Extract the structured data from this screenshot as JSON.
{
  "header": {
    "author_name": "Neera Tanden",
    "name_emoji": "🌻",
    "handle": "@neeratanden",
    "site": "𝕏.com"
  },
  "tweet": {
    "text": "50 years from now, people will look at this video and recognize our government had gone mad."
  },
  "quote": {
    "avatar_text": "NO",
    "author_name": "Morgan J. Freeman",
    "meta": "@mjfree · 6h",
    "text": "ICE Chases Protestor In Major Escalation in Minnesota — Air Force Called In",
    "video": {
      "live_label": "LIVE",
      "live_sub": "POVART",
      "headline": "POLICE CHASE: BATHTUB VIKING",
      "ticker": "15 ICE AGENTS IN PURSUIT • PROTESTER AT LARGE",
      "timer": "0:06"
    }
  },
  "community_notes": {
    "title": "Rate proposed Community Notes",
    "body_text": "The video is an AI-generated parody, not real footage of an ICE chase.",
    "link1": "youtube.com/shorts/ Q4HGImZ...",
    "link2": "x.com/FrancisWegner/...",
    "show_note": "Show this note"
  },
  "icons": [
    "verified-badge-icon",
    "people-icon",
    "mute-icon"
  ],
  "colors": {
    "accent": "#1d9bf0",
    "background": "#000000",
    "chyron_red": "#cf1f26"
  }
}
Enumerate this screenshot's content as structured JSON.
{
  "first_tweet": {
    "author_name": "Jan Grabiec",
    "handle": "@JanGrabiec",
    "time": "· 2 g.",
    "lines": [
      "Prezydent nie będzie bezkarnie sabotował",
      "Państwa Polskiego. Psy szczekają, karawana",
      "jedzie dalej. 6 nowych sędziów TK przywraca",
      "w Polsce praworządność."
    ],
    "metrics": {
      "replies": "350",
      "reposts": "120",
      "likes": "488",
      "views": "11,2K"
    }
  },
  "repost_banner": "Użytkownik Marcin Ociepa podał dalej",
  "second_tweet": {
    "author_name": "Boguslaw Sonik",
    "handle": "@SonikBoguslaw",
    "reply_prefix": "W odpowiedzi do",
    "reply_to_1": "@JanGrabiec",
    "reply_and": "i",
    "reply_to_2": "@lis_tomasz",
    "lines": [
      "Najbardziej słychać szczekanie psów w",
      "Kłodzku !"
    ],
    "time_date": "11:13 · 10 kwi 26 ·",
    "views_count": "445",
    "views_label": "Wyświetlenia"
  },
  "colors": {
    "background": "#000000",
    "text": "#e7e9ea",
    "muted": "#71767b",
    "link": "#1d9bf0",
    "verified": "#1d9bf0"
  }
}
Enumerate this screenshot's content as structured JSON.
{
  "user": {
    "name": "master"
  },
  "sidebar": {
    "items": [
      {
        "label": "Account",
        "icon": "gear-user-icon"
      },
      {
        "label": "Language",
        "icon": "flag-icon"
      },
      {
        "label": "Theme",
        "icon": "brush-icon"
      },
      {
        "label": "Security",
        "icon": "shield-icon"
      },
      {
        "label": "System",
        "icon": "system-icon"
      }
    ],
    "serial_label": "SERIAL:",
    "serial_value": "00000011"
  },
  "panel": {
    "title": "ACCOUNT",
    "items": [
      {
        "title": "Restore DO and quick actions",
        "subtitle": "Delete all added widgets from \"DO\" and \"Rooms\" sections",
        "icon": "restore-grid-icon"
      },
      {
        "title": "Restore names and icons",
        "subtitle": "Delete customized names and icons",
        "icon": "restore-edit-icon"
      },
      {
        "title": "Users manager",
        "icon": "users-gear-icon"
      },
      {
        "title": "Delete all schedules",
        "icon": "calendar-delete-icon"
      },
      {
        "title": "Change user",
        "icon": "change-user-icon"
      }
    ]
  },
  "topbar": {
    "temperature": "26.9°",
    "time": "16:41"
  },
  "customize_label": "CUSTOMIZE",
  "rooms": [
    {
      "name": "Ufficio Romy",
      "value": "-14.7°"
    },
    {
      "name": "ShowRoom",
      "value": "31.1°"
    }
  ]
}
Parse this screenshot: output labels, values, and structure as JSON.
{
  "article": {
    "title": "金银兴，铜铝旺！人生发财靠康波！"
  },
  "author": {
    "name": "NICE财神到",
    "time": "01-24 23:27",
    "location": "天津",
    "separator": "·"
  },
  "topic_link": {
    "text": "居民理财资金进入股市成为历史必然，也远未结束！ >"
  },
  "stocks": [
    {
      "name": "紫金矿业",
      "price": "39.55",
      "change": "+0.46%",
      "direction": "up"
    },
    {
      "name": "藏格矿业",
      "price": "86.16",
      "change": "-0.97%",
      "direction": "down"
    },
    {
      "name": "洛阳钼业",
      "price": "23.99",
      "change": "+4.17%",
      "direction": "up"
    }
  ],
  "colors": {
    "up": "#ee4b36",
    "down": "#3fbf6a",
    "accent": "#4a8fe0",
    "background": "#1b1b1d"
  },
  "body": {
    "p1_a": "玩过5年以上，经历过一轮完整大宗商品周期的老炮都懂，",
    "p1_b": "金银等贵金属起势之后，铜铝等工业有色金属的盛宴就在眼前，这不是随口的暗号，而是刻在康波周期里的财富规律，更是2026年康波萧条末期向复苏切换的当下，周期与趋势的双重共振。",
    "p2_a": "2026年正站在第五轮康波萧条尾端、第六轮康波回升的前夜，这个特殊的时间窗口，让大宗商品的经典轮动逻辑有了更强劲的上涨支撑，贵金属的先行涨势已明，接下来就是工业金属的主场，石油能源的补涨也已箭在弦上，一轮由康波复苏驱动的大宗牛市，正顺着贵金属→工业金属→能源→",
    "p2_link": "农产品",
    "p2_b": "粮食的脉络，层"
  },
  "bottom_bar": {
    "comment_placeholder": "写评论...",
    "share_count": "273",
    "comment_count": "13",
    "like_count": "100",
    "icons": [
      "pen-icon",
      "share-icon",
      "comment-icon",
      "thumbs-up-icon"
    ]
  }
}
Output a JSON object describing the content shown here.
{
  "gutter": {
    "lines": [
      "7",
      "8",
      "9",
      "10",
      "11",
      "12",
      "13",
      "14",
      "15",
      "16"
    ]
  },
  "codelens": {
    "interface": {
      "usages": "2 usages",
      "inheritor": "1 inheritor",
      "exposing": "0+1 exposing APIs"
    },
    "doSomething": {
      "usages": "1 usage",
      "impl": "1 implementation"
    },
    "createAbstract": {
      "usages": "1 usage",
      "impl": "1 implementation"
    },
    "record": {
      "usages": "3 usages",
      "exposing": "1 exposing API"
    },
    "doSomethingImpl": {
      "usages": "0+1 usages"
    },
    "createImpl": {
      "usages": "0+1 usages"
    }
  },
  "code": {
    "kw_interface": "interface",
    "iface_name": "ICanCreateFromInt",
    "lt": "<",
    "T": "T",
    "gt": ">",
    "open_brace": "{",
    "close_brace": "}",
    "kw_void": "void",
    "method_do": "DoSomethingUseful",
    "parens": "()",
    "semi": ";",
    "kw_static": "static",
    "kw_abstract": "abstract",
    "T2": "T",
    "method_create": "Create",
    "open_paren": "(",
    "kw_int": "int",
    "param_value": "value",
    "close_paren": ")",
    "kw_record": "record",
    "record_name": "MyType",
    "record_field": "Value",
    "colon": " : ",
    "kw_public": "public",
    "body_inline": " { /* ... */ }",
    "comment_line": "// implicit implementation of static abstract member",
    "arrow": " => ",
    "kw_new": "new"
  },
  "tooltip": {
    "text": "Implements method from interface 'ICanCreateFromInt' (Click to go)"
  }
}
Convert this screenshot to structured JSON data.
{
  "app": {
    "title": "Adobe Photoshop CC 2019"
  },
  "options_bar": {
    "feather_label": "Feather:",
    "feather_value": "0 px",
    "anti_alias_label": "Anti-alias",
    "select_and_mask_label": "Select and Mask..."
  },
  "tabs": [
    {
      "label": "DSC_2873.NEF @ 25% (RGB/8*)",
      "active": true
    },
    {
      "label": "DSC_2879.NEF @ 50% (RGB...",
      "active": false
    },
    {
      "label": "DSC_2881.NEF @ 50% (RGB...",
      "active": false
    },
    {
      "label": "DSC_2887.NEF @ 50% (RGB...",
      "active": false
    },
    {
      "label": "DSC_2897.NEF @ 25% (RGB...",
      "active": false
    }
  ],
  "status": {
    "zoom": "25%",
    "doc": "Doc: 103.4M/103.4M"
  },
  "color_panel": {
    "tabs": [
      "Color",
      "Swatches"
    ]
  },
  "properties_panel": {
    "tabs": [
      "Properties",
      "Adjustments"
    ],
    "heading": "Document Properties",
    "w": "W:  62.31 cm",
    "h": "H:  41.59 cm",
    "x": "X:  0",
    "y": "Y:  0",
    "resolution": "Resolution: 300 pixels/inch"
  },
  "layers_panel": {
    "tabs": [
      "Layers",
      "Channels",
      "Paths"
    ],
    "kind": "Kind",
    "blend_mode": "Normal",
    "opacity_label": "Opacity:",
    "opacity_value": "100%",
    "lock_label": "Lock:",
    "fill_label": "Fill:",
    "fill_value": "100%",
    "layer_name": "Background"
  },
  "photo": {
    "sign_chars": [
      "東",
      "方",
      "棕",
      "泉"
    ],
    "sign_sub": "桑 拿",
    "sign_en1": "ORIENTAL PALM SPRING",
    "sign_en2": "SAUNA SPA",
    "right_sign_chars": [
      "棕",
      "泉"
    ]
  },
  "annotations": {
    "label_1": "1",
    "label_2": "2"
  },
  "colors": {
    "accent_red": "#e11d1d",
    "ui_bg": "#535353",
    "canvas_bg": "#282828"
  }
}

- - - -

◆ **EXERCISE**:
Lines of the material that contain the word "screenshot" are to be gathered.

◆ **FULL ANSWER**:
Extract the structured data from this screenshot as JSON.
Enumerate this screenshot's content as structured JSON.
Enumerate this screenshot's content as structured JSON.
Parse this screenshot: output labels, values, and structure as JSON.
Convert this screenshot to structured JSON data.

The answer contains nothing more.